■ **Aim**:
Each entry below should be written out exactly as it is, with no pictures.
* start Available data *
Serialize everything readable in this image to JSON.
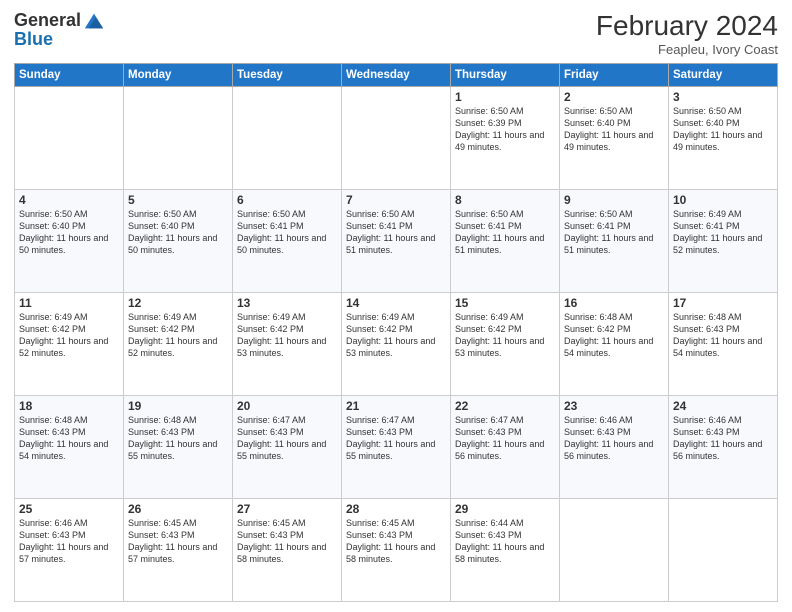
{
  "header": {
    "logo_general": "General",
    "logo_blue": "Blue",
    "month": "February 2024",
    "location": "Feapleu, Ivory Coast"
  },
  "days_of_week": [
    "Sunday",
    "Monday",
    "Tuesday",
    "Wednesday",
    "Thursday",
    "Friday",
    "Saturday"
  ],
  "weeks": [
    [
      {
        "num": "",
        "info": ""
      },
      {
        "num": "",
        "info": ""
      },
      {
        "num": "",
        "info": ""
      },
      {
        "num": "",
        "info": ""
      },
      {
        "num": "1",
        "info": "Sunrise: 6:50 AM\nSunset: 6:39 PM\nDaylight: 11 hours and 49 minutes."
      },
      {
        "num": "2",
        "info": "Sunrise: 6:50 AM\nSunset: 6:40 PM\nDaylight: 11 hours and 49 minutes."
      },
      {
        "num": "3",
        "info": "Sunrise: 6:50 AM\nSunset: 6:40 PM\nDaylight: 11 hours and 49 minutes."
      }
    ],
    [
      {
        "num": "4",
        "info": "Sunrise: 6:50 AM\nSunset: 6:40 PM\nDaylight: 11 hours and 50 minutes."
      },
      {
        "num": "5",
        "info": "Sunrise: 6:50 AM\nSunset: 6:40 PM\nDaylight: 11 hours and 50 minutes."
      },
      {
        "num": "6",
        "info": "Sunrise: 6:50 AM\nSunset: 6:41 PM\nDaylight: 11 hours and 50 minutes."
      },
      {
        "num": "7",
        "info": "Sunrise: 6:50 AM\nSunset: 6:41 PM\nDaylight: 11 hours and 51 minutes."
      },
      {
        "num": "8",
        "info": "Sunrise: 6:50 AM\nSunset: 6:41 PM\nDaylight: 11 hours and 51 minutes."
      },
      {
        "num": "9",
        "info": "Sunrise: 6:50 AM\nSunset: 6:41 PM\nDaylight: 11 hours and 51 minutes."
      },
      {
        "num": "10",
        "info": "Sunrise: 6:49 AM\nSunset: 6:41 PM\nDaylight: 11 hours and 52 minutes."
      }
    ],
    [
      {
        "num": "11",
        "info": "Sunrise: 6:49 AM\nSunset: 6:42 PM\nDaylight: 11 hours and 52 minutes."
      },
      {
        "num": "12",
        "info": "Sunrise: 6:49 AM\nSunset: 6:42 PM\nDaylight: 11 hours and 52 minutes."
      },
      {
        "num": "13",
        "info": "Sunrise: 6:49 AM\nSunset: 6:42 PM\nDaylight: 11 hours and 53 minutes."
      },
      {
        "num": "14",
        "info": "Sunrise: 6:49 AM\nSunset: 6:42 PM\nDaylight: 11 hours and 53 minutes."
      },
      {
        "num": "15",
        "info": "Sunrise: 6:49 AM\nSunset: 6:42 PM\nDaylight: 11 hours and 53 minutes."
      },
      {
        "num": "16",
        "info": "Sunrise: 6:48 AM\nSunset: 6:42 PM\nDaylight: 11 hours and 54 minutes."
      },
      {
        "num": "17",
        "info": "Sunrise: 6:48 AM\nSunset: 6:43 PM\nDaylight: 11 hours and 54 minutes."
      }
    ],
    [
      {
        "num": "18",
        "info": "Sunrise: 6:48 AM\nSunset: 6:43 PM\nDaylight: 11 hours and 54 minutes."
      },
      {
        "num": "19",
        "info": "Sunrise: 6:48 AM\nSunset: 6:43 PM\nDaylight: 11 hours and 55 minutes."
      },
      {
        "num": "20",
        "info": "Sunrise: 6:47 AM\nSunset: 6:43 PM\nDaylight: 11 hours and 55 minutes."
      },
      {
        "num": "21",
        "info": "Sunrise: 6:47 AM\nSunset: 6:43 PM\nDaylight: 11 hours and 55 minutes."
      },
      {
        "num": "22",
        "info": "Sunrise: 6:47 AM\nSunset: 6:43 PM\nDaylight: 11 hours and 56 minutes."
      },
      {
        "num": "23",
        "info": "Sunrise: 6:46 AM\nSunset: 6:43 PM\nDaylight: 11 hours and 56 minutes."
      },
      {
        "num": "24",
        "info": "Sunrise: 6:46 AM\nSunset: 6:43 PM\nDaylight: 11 hours and 56 minutes."
      }
    ],
    [
      {
        "num": "25",
        "info": "Sunrise: 6:46 AM\nSunset: 6:43 PM\nDaylight: 11 hours and 57 minutes."
      },
      {
        "num": "26",
        "info": "Sunrise: 6:45 AM\nSunset: 6:43 PM\nDaylight: 11 hours and 57 minutes."
      },
      {
        "num": "27",
        "info": "Sunrise: 6:45 AM\nSunset: 6:43 PM\nDaylight: 11 hours and 58 minutes."
      },
      {
        "num": "28",
        "info": "Sunrise: 6:45 AM\nSunset: 6:43 PM\nDaylight: 11 hours and 58 minutes."
      },
      {
        "num": "29",
        "info": "Sunrise: 6:44 AM\nSunset: 6:43 PM\nDaylight: 11 hours and 58 minutes."
      },
      {
        "num": "",
        "info": ""
      },
      {
        "num": "",
        "info": ""
      }
    ]
  ]
}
* end Available data *
■ **Answer below**:
Serialize everything readable in this image to JSON.
{
  "header": {
    "logo_general": "General",
    "logo_blue": "Blue",
    "month": "February 2024",
    "location": "Feapleu, Ivory Coast"
  },
  "days_of_week": [
    "Sunday",
    "Monday",
    "Tuesday",
    "Wednesday",
    "Thursday",
    "Friday",
    "Saturday"
  ],
  "weeks": [
    [
      {
        "num": "",
        "info": ""
      },
      {
        "num": "",
        "info": ""
      },
      {
        "num": "",
        "info": ""
      },
      {
        "num": "",
        "info": ""
      },
      {
        "num": "1",
        "info": "Sunrise: 6:50 AM\nSunset: 6:39 PM\nDaylight: 11 hours and 49 minutes."
      },
      {
        "num": "2",
        "info": "Sunrise: 6:50 AM\nSunset: 6:40 PM\nDaylight: 11 hours and 49 minutes."
      },
      {
        "num": "3",
        "info": "Sunrise: 6:50 AM\nSunset: 6:40 PM\nDaylight: 11 hours and 49 minutes."
      }
    ],
    [
      {
        "num": "4",
        "info": "Sunrise: 6:50 AM\nSunset: 6:40 PM\nDaylight: 11 hours and 50 minutes."
      },
      {
        "num": "5",
        "info": "Sunrise: 6:50 AM\nSunset: 6:40 PM\nDaylight: 11 hours and 50 minutes."
      },
      {
        "num": "6",
        "info": "Sunrise: 6:50 AM\nSunset: 6:41 PM\nDaylight: 11 hours and 50 minutes."
      },
      {
        "num": "7",
        "info": "Sunrise: 6:50 AM\nSunset: 6:41 PM\nDaylight: 11 hours and 51 minutes."
      },
      {
        "num": "8",
        "info": "Sunrise: 6:50 AM\nSunset: 6:41 PM\nDaylight: 11 hours and 51 minutes."
      },
      {
        "num": "9",
        "info": "Sunrise: 6:50 AM\nSunset: 6:41 PM\nDaylight: 11 hours and 51 minutes."
      },
      {
        "num": "10",
        "info": "Sunrise: 6:49 AM\nSunset: 6:41 PM\nDaylight: 11 hours and 52 minutes."
      }
    ],
    [
      {
        "num": "11",
        "info": "Sunrise: 6:49 AM\nSunset: 6:42 PM\nDaylight: 11 hours and 52 minutes."
      },
      {
        "num": "12",
        "info": "Sunrise: 6:49 AM\nSunset: 6:42 PM\nDaylight: 11 hours and 52 minutes."
      },
      {
        "num": "13",
        "info": "Sunrise: 6:49 AM\nSunset: 6:42 PM\nDaylight: 11 hours and 53 minutes."
      },
      {
        "num": "14",
        "info": "Sunrise: 6:49 AM\nSunset: 6:42 PM\nDaylight: 11 hours and 53 minutes."
      },
      {
        "num": "15",
        "info": "Sunrise: 6:49 AM\nSunset: 6:42 PM\nDaylight: 11 hours and 53 minutes."
      },
      {
        "num": "16",
        "info": "Sunrise: 6:48 AM\nSunset: 6:42 PM\nDaylight: 11 hours and 54 minutes."
      },
      {
        "num": "17",
        "info": "Sunrise: 6:48 AM\nSunset: 6:43 PM\nDaylight: 11 hours and 54 minutes."
      }
    ],
    [
      {
        "num": "18",
        "info": "Sunrise: 6:48 AM\nSunset: 6:43 PM\nDaylight: 11 hours and 54 minutes."
      },
      {
        "num": "19",
        "info": "Sunrise: 6:48 AM\nSunset: 6:43 PM\nDaylight: 11 hours and 55 minutes."
      },
      {
        "num": "20",
        "info": "Sunrise: 6:47 AM\nSunset: 6:43 PM\nDaylight: 11 hours and 55 minutes."
      },
      {
        "num": "21",
        "info": "Sunrise: 6:47 AM\nSunset: 6:43 PM\nDaylight: 11 hours and 55 minutes."
      },
      {
        "num": "22",
        "info": "Sunrise: 6:47 AM\nSunset: 6:43 PM\nDaylight: 11 hours and 56 minutes."
      },
      {
        "num": "23",
        "info": "Sunrise: 6:46 AM\nSunset: 6:43 PM\nDaylight: 11 hours and 56 minutes."
      },
      {
        "num": "24",
        "info": "Sunrise: 6:46 AM\nSunset: 6:43 PM\nDaylight: 11 hours and 56 minutes."
      }
    ],
    [
      {
        "num": "25",
        "info": "Sunrise: 6:46 AM\nSunset: 6:43 PM\nDaylight: 11 hours and 57 minutes."
      },
      {
        "num": "26",
        "info": "Sunrise: 6:45 AM\nSunset: 6:43 PM\nDaylight: 11 hours and 57 minutes."
      },
      {
        "num": "27",
        "info": "Sunrise: 6:45 AM\nSunset: 6:43 PM\nDaylight: 11 hours and 58 minutes."
      },
      {
        "num": "28",
        "info": "Sunrise: 6:45 AM\nSunset: 6:43 PM\nDaylight: 11 hours and 58 minutes."
      },
      {
        "num": "29",
        "info": "Sunrise: 6:44 AM\nSunset: 6:43 PM\nDaylight: 11 hours and 58 minutes."
      },
      {
        "num": "",
        "info": ""
      },
      {
        "num": "",
        "info": ""
      }
    ]
  ]
}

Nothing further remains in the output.